>> start

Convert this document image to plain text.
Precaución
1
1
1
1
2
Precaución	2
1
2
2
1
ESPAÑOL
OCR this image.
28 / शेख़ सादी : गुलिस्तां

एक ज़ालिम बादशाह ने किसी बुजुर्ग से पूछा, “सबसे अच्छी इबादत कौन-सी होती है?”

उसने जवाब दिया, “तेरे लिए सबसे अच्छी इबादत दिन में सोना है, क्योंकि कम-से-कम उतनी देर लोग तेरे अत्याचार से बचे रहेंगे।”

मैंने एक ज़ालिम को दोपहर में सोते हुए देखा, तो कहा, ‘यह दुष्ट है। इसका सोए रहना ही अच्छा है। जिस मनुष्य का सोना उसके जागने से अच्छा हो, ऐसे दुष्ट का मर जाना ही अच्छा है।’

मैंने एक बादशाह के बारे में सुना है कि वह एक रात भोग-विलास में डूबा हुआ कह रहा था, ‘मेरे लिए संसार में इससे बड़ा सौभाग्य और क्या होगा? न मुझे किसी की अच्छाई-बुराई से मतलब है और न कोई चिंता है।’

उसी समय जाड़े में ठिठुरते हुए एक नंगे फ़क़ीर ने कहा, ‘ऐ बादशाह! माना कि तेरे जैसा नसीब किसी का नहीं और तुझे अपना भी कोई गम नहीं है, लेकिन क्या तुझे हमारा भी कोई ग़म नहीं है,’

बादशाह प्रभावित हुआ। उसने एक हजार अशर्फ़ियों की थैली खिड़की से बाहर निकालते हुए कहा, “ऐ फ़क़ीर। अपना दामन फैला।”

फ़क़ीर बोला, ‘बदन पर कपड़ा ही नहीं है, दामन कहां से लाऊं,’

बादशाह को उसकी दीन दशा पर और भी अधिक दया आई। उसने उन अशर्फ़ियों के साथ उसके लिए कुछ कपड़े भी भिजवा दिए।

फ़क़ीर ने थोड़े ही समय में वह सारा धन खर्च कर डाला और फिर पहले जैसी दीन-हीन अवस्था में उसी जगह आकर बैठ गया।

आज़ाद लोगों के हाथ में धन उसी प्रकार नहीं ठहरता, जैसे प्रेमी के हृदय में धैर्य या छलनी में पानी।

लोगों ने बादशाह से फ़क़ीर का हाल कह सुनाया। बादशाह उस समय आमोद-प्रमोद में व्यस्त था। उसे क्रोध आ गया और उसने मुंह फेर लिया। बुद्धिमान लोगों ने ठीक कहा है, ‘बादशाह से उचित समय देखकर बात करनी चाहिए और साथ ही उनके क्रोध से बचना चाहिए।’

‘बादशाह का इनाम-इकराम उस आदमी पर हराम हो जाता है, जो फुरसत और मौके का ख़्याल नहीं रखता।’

>> end

**Set exercise**
Copy out every line of the data that includes "image".

**Answer to the problem**
Convert this document image to plain text.
OCR this image.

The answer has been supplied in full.